_Exercise brief_
Quote the full listing word for word.

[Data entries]
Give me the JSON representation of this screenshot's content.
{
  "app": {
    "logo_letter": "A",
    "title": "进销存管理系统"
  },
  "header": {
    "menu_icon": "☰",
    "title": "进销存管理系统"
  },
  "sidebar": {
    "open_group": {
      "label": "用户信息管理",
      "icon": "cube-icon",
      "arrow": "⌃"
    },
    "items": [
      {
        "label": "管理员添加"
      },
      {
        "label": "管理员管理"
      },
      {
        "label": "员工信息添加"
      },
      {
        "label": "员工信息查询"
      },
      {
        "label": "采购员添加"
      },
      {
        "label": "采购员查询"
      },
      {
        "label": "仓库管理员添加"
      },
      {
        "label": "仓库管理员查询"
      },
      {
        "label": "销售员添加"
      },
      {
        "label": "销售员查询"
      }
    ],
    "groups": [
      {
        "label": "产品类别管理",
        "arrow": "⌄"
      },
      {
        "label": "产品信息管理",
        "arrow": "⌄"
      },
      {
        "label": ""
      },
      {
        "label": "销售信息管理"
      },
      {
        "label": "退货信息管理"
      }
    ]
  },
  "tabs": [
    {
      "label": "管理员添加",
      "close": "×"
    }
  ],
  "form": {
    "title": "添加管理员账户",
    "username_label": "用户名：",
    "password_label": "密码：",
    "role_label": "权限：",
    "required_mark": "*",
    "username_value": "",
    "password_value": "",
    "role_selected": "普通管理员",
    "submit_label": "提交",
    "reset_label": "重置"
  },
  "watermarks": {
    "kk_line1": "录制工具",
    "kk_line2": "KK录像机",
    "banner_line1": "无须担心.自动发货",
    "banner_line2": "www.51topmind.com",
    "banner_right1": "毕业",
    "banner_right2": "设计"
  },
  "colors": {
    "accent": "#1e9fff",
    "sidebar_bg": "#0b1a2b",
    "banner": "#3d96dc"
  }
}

_Correct result_
Give me the JSON representation of this screenshot's content.
{
  "app": {
    "logo_letter": "A",
    "title": "进销存管理系统"
  },
  "header": {
    "menu_icon": "☰",
    "title": "进销存管理系统"
  },
  "sidebar": {
    "open_group": {
      "label": "用户信息管理",
      "icon": "cube-icon",
      "arrow": "⌃"
    },
    "items": [
      {
        "label": "管理员添加"
      },
      {
        "label": "管理员管理"
      },
      {
        "label": "员工信息添加"
      },
      {
        "label": "员工信息查询"
      },
      {
        "label": "采购员添加"
      },
      {
        "label": "采购员查询"
      },
      {
        "label": "仓库管理员添加"
      },
      {
        "label": "仓库管理员查询"
      },
      {
        "label": "销售员添加"
      },
      {
        "label": "销售员查询"
      }
    ],
    "groups": [
      {
        "label": "产品类别管理",
        "arrow": "⌄"
      },
      {
        "label": "产品信息管理",
        "arrow": "⌄"
      },
      {
        "label": ""
      },
      {
        "label": "销售信息管理"
      },
      {
        "label": "退货信息管理"
      }
    ]
  },
  "tabs": [
    {
      "label": "管理员添加",
      "close": "×"
    }
  ],
  "form": {
    "title": "添加管理员账户",
    "username_label": "用户名：",
    "password_label": "密码：",
    "role_label": "权限：",
    "required_mark": "*",
    "username_value": "",
    "password_value": "",
    "role_selected": "普通管理员",
    "submit_label": "提交",
    "reset_label": "重置"
  },
  "watermarks": {
    "kk_line1": "录制工具",
    "kk_line2": "KK录像机",
    "banner_line1": "无须担心.自动发货",
    "banner_line2": "www.51topmind.com",
    "banner_right1": "毕业",
    "banner_right2": "设计"
  },
  "colors": {
    "accent": "#1e9fff",
    "sidebar_bg": "#0b1a2b",
    "banner": "#3d96dc"
  }
}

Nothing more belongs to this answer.